→ Exercise description: Pull every line containing "Turka" out of the material below.

→ Raw data:

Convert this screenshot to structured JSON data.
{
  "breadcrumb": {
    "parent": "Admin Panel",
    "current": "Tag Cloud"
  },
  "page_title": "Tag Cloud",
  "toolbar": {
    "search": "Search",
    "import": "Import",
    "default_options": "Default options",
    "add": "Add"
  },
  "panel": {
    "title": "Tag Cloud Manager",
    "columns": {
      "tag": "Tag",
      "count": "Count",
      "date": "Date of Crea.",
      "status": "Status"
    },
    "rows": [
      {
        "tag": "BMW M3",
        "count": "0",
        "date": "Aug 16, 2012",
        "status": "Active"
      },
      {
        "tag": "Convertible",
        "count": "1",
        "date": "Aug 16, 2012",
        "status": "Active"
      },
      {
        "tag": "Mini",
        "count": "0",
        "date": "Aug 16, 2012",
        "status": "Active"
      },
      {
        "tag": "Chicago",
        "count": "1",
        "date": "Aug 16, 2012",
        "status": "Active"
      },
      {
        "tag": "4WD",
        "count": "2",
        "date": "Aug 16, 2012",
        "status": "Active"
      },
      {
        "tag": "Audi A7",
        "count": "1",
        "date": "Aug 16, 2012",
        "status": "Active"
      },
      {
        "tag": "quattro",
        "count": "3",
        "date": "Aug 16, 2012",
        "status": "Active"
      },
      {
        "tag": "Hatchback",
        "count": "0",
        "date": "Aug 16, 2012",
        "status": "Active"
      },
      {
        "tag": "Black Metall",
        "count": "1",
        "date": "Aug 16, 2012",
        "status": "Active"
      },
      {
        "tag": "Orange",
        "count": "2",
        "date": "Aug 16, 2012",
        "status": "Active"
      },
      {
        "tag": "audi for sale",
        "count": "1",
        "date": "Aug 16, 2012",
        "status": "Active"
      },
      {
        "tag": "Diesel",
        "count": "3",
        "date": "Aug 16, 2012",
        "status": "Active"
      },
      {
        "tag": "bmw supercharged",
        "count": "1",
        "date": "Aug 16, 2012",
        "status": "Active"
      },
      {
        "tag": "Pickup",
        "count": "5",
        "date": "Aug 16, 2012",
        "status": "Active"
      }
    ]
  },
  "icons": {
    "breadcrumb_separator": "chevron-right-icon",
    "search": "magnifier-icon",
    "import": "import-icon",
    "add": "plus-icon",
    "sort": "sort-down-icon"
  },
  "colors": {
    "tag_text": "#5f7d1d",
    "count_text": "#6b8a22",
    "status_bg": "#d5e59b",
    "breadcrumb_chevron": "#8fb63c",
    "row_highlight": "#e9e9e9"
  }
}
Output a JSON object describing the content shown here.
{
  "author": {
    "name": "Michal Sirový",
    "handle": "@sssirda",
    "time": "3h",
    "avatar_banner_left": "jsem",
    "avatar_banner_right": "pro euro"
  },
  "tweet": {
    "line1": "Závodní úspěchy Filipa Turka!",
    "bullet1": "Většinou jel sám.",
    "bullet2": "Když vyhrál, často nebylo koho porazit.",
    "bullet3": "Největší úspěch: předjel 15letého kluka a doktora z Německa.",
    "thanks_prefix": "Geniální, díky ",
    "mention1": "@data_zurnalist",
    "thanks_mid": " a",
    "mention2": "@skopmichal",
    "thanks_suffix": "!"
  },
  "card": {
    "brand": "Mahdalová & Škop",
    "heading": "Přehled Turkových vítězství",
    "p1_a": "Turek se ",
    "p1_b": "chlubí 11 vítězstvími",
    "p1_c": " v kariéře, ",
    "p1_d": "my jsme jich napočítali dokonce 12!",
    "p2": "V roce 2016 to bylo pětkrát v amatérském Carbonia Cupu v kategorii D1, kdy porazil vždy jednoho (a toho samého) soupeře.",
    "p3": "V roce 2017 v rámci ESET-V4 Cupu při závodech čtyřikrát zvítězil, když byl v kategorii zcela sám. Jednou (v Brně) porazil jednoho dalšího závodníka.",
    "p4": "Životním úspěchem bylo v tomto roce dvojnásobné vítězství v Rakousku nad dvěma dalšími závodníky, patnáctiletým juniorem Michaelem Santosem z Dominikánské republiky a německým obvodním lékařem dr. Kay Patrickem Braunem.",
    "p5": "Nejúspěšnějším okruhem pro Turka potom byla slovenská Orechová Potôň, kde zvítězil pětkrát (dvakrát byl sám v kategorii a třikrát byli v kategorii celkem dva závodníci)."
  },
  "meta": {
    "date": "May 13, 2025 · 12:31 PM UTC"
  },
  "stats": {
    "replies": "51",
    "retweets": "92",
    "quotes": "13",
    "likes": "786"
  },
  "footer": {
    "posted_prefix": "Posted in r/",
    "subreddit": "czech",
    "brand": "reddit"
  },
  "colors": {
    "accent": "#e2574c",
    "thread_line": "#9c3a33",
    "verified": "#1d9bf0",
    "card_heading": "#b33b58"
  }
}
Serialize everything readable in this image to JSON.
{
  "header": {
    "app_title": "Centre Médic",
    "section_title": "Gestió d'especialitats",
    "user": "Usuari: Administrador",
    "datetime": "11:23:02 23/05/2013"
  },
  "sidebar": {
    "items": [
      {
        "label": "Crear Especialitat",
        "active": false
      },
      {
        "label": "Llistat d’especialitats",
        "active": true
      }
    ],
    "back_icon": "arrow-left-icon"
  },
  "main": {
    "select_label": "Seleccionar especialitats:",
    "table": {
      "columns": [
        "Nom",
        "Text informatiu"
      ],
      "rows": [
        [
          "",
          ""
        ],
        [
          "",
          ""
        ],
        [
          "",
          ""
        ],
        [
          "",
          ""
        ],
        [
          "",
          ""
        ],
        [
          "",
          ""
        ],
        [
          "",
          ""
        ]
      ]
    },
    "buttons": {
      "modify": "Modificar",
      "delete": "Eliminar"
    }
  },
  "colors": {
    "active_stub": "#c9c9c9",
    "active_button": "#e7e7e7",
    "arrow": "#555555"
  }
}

→ Result below:
    "line1": "Závodní úspěchy Filipa Turka!",
    "p5": "Nejúspěšnějším okruhem pro Turka potom byla slovenská Orechová Potôň, kde zvítězil pětkrát (dvakrát byl sám v kategorii a třikrát byli v kategorii celkem dva závodníci)."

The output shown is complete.